» Kutipan Sumber:
--*--
Pemerintah Diminta Masukkan Garam ke Daftar Kebutuhan Pokok

Petani garam di Madura.

DPRD Jatim, Bhirawa
DPRD Jatim berharap garam dapat masuk dalam salah satu daftar kebutuhan pokok. Hal ini diharapkan dapat menjadi solusi konkret dari pemerintah untuk menjaga harga garam yang kini anjlok.
“Soal kerancuan regulasi, sudah sebaiknya garam dikembalikan sebagai bahan pokok,” kata Ketua Komisi B DPRD Jatim, Ahmad Firdaus Febrianto, Selasa (23/7).
Mengacu Peraturan Presiden (Perpres) 71 tahun 2015 tentang Penetapan dan Penyimpanan Barang Kebutuhan Pokok dan Barang Penting, garam memang tidak termasuk bahan pokok. Alasannya, konsumsi garam hanya mencapai sekitar 3,5 kg per orang tiap tahun. Sebab, garam tidak menimbulkan inflasi.
Menurut Firdaus, kategorisasi syarat bahan makanan ke dalam kebutuhan pokok tidak bisa hanya didasarkan pada jumlah konsumsi saja. Lebih dari itu, pemerintah selaiknya juga memperhatikan aspek pertimbangan lain, mulai hirarki perundangan yang dimaksud hingga jumlah produksi bahan tersebut.
“Regulasi ini juga bertentangan dengan hirarki perundangan yang ada di atasnya. Sebab, di Undang-Undang pangan nomor 7 tahun 2014 pada pasal 25 tercantum bahwa kebutuhan pokok seharusnya mengandung garam yodium atau garam konsumsi. Ironisnya, garam justru dihapuskan dari daftar kebutuhan pokok itu sendiri,” katanya.
Selain karena hierarki perundangan, garam dapat dimasukkan sebagai bahan kebutuhan pokok, dengan mempertimbangkan kategori bahan pertanian. “Sekalipun garam bisa dikategorikan bahan pertanian, bahan perikanan, atau peternakan, ternyata garam dikeluarkan,” jelasnya.
Dengan memasukkan garam ke dalam daftar kebutuhan pokok, Firdaus yang juga politisi Gerindra ini menilai bukan hanya meningkatkan kualitas hidup konsumen namun juga sekaligus menjaga asa para produsen garam lokal. “Regulasi ini efeknya luas. Kebutuhan garam jangan dilihat dari jumlah konsumsi, namun juga jumlah produsen,” katanya.
Jatim sebagai salah satu daerah penopang produsen garam memiliki ribuan petani garam yang tersebar di seluruh wilayah. Dengan masuk di dalam daftar kebutuhan pokok, pemerintah juga dapat menetapkan Harga Pokok Pembelian (HPP) garam.
--*--
» Data yang Diberikan:
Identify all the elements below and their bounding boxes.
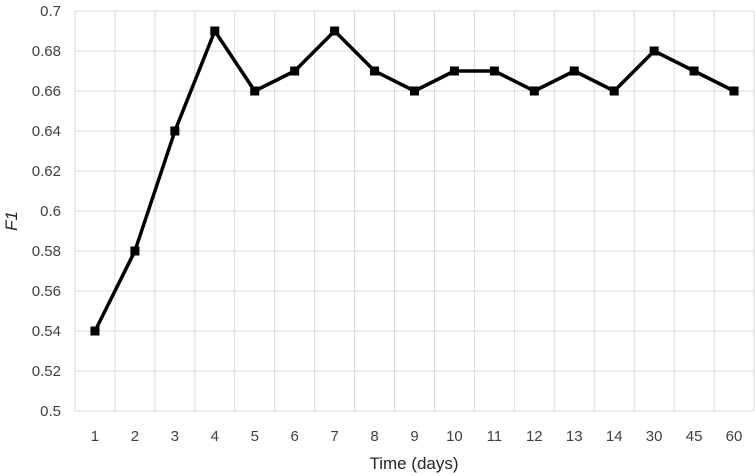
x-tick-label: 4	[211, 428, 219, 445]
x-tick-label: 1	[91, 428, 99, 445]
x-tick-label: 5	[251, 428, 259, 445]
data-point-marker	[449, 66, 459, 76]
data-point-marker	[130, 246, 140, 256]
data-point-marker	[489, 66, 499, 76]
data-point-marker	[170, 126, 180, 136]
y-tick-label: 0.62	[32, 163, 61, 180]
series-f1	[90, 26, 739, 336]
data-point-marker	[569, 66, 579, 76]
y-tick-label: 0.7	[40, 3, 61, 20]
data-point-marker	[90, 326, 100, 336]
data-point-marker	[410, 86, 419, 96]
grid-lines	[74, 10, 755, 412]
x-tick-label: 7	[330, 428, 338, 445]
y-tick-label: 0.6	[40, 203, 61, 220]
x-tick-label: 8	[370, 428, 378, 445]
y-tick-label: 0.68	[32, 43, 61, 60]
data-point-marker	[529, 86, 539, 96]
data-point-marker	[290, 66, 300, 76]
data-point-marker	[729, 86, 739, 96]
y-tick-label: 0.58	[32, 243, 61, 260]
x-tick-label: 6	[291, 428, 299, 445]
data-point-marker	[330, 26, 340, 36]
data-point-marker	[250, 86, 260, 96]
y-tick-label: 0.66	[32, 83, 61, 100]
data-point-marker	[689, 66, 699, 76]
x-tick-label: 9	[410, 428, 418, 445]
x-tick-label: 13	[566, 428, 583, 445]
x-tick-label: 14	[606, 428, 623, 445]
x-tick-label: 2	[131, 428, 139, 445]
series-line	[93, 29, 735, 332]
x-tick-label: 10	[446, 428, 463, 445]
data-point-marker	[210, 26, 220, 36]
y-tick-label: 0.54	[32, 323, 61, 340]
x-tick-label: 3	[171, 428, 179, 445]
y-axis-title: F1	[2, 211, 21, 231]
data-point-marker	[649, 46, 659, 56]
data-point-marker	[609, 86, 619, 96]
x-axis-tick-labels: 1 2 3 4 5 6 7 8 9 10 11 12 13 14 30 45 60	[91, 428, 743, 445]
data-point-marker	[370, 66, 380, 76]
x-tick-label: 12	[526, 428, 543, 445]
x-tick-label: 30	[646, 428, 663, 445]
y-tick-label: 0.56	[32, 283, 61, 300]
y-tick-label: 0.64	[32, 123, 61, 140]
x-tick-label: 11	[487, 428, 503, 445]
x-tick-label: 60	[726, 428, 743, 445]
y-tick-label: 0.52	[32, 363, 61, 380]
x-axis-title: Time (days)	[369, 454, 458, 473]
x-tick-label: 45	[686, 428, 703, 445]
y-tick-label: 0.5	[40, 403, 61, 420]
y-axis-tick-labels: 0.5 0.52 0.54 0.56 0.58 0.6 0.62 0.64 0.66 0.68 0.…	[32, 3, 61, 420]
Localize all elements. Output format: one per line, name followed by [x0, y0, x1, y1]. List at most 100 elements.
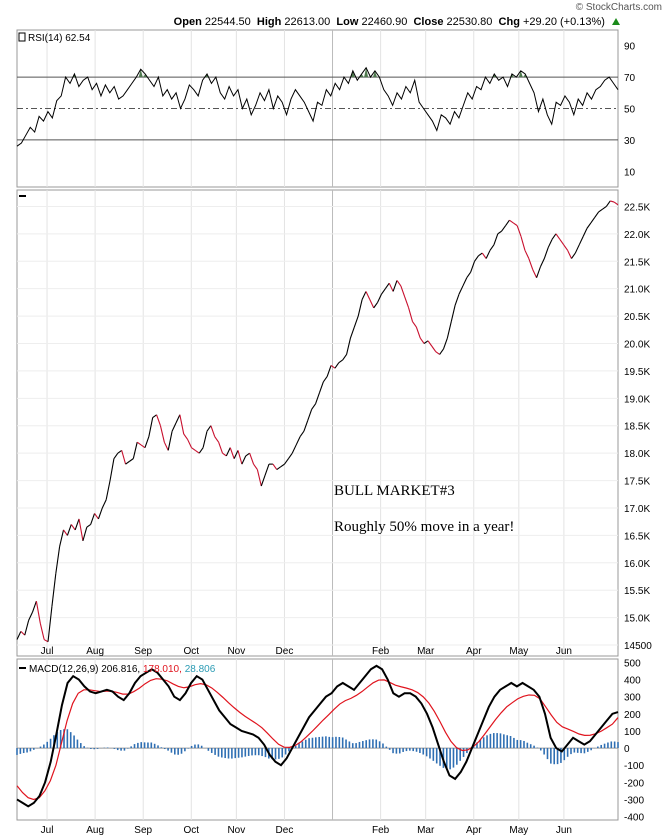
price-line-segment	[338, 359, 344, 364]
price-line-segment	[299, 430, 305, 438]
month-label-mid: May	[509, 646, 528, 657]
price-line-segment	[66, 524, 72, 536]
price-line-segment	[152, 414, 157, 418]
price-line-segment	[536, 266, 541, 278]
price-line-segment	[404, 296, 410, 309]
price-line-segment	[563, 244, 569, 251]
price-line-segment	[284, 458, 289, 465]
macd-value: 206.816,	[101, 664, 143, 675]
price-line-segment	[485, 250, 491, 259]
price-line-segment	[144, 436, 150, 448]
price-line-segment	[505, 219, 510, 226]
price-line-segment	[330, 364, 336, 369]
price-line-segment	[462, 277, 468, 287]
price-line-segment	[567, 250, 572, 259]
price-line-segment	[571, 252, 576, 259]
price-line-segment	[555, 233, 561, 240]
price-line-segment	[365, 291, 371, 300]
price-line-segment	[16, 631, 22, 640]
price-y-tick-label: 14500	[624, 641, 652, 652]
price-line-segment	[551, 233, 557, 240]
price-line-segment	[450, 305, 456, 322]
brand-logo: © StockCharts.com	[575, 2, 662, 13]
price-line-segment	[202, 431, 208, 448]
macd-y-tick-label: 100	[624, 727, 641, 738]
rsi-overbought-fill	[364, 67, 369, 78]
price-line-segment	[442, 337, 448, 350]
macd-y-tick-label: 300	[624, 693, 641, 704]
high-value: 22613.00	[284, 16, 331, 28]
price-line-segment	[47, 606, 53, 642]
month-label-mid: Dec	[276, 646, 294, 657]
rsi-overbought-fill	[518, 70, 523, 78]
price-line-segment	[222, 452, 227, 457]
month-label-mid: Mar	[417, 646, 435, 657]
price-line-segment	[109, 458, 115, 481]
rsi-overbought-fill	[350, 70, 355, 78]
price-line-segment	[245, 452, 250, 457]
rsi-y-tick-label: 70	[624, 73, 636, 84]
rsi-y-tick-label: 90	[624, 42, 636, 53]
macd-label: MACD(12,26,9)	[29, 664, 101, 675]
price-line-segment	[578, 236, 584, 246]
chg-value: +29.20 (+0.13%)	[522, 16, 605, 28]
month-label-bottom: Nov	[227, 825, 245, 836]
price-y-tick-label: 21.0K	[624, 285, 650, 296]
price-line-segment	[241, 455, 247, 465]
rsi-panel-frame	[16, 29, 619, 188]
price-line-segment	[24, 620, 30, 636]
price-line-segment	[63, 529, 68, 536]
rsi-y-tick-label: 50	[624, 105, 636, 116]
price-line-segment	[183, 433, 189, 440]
--*--
» Petunjuk Soal:
1. Terjemahkan kalimat "Hal ini diharapkan dapat menjadi solusi konkret dari pemerintah untuk menjaga harga garam yang kini anjlok." dari berita tentang garam ke dalam bahasa Inggris.
2. Ringkaslah berita tentang garam dalam dua kalimat.
3. Lanjutkan berita tentang garam mulai dari akhir bagian yang ditampilkan.

» Jawaban Soal:
1. This is expected to become a concrete solution from the government to keep up the price of salt, which has now plummeted.

2. DPRD Jatim berharap pemerintah memasukkan garam ke daftar kebutuhan pokok untuk menjaga harga garam yang kini anjlok, padahal Perpres 71 tahun 2015 tidak menggolongkan garam sebagai bahan pokok. Ketua Komisi B DPRD Jatim, Ahmad Firdaus Febrianto, menilai aturan itu bertentangan dengan Undang-Undang pangan dan menyatakan bahwa langkah tersebut akan menjaga asa produsen garam lokal, sedangkan status kebutuhan pokok juga memungkinkan pemerintah menetapkan HPP garam.

3.
Sebab, tanpa adanya intervensi pemerintah di dalam penentuan harga, garam kini anjlok dari sebelumnya Rp700-1000 menjadi kisaran Rp300 perkilonya. “Ini yang harus dipikirkan. Garam harus kembali masuk sebagai bahan pokok sehingga bisa diatur HPP-nya sehingga tak anjlok seperti sekarang,” katanya.
Solusi ini menjadi salah satu jalan keluar yang bisa dilakukan pemerintah. “Kalau nggak ada HPP bisa tambah kacau. PT garam yang bisa menyerap garam lokal hanya bisa menyerap sekitar 30 ribu ton untuk tahun ini. Ini jauh dari petani tambak sekarang yang bisa memproduksi garam mencapai ratusan ribu ton pertahun,” ujarnya.
Berdasarkan pada Peraturan Presiden (Perpres) 71 tahun 2015 tentang Penetapan dan Penyimpanan Barang Kebutuhan Pokok dan Barang Penting, barang Kebutuhan Pokok dan/atau Barang Penting terdiri dari beberapa hal.
Pertama, hasil pertanian berupa beras, kedelai bahan baku tahu dan tempe, cabe, dan bawang merah. Kemudian, hasil industri berupa gula, minyak goreng, dan tepung terigu.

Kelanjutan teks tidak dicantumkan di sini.